• _What you will do_
Scan the data below. Pull out each line where "annotation" occurs.

• _Exercise inputs_
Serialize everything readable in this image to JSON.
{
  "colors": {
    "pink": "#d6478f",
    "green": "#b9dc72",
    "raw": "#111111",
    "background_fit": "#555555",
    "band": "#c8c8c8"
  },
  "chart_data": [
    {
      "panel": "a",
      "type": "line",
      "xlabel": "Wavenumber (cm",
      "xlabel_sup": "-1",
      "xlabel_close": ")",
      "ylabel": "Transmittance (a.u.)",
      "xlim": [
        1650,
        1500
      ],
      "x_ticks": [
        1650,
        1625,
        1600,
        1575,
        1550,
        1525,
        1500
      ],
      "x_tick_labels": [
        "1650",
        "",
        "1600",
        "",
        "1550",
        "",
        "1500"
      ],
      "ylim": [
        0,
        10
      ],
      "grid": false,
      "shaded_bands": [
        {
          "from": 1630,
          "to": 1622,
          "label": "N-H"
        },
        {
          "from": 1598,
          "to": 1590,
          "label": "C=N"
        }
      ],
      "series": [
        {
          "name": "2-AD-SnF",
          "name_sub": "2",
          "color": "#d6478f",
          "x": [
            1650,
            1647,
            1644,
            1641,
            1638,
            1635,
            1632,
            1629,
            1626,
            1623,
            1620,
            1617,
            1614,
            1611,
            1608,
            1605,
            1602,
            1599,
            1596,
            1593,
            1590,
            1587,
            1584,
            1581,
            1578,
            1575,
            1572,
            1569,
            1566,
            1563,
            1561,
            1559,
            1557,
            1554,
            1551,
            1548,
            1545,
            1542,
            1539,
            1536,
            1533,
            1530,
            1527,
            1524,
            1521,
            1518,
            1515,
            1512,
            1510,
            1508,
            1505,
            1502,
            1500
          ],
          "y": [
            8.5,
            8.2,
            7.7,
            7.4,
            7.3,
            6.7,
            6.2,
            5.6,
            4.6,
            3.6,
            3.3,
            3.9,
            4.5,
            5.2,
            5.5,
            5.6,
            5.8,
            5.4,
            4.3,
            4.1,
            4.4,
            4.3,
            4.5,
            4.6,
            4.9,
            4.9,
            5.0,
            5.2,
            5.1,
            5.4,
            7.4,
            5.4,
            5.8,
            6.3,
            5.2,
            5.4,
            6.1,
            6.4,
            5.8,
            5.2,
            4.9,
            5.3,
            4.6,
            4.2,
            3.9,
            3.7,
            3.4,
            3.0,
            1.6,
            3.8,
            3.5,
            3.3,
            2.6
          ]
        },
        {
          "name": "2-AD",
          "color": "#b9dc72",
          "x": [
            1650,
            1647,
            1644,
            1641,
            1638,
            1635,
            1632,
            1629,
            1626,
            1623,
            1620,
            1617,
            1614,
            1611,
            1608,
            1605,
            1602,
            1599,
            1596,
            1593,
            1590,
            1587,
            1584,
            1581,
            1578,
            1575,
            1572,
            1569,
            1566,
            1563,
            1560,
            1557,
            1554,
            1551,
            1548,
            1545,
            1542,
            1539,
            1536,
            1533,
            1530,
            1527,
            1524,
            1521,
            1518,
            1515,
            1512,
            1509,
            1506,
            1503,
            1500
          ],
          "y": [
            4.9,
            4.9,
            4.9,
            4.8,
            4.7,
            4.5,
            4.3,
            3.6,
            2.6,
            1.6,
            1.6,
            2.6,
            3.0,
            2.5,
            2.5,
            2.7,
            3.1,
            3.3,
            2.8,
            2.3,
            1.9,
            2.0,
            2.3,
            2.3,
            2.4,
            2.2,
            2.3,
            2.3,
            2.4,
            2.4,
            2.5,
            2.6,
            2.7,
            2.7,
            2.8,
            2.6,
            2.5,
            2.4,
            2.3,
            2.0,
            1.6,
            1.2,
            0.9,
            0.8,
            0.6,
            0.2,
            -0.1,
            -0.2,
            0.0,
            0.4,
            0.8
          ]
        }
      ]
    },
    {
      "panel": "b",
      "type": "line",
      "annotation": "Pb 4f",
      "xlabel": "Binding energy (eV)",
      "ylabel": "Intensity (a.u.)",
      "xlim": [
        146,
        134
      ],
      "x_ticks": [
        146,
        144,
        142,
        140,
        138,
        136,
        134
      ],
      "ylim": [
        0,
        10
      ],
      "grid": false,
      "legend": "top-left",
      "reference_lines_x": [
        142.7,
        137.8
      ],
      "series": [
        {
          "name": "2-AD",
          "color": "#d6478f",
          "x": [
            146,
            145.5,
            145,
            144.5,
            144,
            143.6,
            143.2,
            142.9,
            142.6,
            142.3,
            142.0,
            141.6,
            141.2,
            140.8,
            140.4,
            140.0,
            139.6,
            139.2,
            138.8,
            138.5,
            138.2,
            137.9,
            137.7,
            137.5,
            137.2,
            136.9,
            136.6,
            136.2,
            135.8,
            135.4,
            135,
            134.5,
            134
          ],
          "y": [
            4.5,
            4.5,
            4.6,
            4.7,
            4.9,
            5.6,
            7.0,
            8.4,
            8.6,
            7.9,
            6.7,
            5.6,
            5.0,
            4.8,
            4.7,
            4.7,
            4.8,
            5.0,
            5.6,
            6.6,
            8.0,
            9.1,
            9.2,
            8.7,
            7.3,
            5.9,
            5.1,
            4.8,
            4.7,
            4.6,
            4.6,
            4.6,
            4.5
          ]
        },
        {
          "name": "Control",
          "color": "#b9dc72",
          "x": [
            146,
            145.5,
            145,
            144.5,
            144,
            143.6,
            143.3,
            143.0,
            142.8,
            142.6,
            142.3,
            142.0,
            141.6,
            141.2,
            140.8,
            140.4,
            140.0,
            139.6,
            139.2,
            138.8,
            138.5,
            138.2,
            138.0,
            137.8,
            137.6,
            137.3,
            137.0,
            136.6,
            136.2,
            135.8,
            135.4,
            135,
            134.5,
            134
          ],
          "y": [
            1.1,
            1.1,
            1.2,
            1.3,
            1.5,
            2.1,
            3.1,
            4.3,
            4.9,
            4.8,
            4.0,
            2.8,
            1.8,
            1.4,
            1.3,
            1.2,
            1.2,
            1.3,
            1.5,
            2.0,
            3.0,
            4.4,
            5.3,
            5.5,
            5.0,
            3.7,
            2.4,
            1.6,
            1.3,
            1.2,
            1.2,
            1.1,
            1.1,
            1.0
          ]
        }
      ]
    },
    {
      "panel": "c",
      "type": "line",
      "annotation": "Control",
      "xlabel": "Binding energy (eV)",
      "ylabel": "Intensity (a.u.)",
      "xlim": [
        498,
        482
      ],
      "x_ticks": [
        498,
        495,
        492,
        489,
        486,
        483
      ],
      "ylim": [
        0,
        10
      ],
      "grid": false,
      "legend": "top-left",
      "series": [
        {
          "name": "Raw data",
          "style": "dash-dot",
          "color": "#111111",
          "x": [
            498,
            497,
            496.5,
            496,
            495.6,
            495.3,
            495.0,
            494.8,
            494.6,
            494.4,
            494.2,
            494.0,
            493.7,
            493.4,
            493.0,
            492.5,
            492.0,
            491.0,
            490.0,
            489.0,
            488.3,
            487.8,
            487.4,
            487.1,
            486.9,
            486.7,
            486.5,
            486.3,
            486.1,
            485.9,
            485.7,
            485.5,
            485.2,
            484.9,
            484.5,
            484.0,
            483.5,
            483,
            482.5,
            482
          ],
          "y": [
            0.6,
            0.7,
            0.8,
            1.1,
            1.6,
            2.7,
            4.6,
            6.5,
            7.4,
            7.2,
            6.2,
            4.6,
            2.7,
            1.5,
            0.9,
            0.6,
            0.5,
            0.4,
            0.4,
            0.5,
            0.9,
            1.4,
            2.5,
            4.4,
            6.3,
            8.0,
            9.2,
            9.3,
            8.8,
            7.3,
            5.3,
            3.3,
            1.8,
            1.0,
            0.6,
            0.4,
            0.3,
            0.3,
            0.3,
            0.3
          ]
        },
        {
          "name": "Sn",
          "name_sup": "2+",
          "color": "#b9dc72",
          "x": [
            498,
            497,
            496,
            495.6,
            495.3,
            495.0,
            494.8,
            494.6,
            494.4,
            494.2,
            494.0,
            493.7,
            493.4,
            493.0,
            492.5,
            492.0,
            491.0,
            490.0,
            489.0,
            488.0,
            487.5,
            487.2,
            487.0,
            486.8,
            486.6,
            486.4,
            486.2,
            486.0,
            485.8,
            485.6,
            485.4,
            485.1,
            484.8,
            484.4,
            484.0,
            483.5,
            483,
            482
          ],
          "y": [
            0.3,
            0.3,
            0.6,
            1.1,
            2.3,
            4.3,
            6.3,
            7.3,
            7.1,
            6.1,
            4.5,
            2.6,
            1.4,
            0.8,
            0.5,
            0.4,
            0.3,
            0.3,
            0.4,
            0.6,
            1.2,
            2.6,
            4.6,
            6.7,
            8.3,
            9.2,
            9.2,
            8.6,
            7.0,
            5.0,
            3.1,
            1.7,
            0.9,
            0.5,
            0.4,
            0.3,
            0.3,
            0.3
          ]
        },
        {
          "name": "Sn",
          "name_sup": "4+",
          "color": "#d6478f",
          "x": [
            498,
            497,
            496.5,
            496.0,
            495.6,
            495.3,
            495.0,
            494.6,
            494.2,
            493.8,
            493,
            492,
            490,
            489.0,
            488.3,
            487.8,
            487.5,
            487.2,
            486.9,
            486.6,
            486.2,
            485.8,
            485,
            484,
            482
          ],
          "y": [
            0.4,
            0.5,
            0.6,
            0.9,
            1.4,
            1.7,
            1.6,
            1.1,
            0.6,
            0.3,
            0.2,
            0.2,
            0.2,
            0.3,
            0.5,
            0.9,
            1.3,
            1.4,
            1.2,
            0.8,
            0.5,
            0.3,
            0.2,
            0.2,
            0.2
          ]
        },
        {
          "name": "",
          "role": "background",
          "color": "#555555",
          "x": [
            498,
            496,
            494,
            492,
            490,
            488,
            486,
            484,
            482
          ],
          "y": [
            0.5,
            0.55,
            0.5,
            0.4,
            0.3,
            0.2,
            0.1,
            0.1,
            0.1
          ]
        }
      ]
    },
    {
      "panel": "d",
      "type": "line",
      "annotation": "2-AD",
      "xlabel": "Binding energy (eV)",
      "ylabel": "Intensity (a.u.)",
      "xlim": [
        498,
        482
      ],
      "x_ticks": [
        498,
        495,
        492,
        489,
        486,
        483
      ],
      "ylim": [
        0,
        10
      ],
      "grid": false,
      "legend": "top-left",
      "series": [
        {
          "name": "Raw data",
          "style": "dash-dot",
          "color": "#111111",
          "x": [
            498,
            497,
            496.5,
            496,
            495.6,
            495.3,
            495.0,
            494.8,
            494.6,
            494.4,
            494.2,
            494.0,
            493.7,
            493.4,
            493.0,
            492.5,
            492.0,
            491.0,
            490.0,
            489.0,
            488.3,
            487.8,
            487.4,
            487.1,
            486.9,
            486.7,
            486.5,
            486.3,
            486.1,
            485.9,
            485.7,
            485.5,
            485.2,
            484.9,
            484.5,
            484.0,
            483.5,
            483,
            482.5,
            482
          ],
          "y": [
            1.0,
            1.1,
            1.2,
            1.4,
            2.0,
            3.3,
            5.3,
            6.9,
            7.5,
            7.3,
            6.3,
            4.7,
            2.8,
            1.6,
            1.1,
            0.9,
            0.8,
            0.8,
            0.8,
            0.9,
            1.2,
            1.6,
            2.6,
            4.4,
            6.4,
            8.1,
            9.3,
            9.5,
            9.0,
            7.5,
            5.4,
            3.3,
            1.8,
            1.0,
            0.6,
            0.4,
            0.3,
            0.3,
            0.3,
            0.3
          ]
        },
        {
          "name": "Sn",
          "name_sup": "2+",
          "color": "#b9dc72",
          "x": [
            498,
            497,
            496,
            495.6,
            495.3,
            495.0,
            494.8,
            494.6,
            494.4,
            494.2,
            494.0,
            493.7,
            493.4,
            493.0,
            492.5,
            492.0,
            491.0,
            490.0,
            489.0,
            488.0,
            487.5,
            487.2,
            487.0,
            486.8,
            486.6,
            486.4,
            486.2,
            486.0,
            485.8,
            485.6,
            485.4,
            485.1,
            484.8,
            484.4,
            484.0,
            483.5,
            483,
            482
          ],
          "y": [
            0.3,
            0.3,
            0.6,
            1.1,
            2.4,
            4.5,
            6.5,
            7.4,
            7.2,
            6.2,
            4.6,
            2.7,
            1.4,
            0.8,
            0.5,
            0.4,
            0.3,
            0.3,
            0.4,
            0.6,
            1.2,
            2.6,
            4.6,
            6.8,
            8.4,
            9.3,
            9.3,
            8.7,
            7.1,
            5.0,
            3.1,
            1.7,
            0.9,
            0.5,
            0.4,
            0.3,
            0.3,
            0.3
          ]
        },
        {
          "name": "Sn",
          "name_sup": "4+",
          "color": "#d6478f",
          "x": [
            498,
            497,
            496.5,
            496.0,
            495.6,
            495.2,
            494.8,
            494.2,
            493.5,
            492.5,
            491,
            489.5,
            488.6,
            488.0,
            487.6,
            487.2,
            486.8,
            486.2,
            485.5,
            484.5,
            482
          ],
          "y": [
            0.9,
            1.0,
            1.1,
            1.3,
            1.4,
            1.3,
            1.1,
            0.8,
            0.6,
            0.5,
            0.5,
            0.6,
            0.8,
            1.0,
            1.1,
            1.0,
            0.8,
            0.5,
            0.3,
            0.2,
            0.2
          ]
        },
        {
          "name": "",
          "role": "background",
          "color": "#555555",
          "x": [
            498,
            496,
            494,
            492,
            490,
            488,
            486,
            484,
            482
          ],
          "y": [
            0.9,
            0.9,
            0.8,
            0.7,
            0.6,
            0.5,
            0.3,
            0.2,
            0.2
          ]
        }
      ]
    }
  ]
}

• _Completed task_
      "annotation": "Pb 4f",
      "annotation": "Control",
      "annotation": "2-AD",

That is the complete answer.